What the task asks:
Single out the lines that include the word "خلال". Copy them.

Listed records:
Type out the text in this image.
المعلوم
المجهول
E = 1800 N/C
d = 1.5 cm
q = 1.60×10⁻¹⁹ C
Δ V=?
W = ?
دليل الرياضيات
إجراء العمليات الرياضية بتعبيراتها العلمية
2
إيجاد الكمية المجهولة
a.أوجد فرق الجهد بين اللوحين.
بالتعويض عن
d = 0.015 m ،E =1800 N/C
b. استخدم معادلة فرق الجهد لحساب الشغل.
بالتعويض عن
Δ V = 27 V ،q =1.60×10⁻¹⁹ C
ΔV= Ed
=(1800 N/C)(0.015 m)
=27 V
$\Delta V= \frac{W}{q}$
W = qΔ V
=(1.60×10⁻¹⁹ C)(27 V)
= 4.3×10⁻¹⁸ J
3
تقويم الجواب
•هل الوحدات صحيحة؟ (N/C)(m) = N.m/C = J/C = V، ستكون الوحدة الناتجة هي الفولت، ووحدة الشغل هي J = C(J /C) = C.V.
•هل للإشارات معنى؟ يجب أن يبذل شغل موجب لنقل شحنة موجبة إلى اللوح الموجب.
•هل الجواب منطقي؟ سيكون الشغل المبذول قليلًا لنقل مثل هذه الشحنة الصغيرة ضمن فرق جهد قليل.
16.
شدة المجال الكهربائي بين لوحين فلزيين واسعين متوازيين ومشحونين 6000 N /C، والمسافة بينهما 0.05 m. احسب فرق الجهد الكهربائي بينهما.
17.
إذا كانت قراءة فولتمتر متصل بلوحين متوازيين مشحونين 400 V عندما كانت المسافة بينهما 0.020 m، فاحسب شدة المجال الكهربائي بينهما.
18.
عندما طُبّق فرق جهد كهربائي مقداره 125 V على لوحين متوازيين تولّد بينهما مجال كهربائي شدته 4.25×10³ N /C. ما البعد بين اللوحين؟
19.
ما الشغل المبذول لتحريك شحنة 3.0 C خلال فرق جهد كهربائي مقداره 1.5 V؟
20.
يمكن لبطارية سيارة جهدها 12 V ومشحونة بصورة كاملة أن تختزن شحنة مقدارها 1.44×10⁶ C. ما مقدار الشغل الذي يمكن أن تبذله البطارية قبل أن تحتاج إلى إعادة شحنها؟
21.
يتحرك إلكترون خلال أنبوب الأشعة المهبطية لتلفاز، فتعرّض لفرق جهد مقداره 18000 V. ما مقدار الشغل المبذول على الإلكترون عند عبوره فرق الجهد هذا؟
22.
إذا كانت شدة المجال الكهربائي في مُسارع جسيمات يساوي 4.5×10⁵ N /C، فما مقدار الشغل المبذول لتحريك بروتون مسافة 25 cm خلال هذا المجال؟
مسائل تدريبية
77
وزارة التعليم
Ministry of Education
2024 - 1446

In response:
ما الشغل المبذول لتحريك شحنة 3.0 C خلال فرق جهد كهربائي مقداره 1.5 V؟
يتحرك إلكترون خلال أنبوب الأشعة المهبطية لتلفاز، فتعرّض لفرق جهد مقداره 18000 V. ما مقدار الشغل المبذول على الإلكترون عند عبوره فرق الجهد هذا؟
إذا كانت شدة المجال الكهربائي في مُسارع جسيمات يساوي 4.5×10⁵ N /C، فما مقدار الشغل المبذول لتحريك بروتون مسافة 25 cm خلال هذا المجال؟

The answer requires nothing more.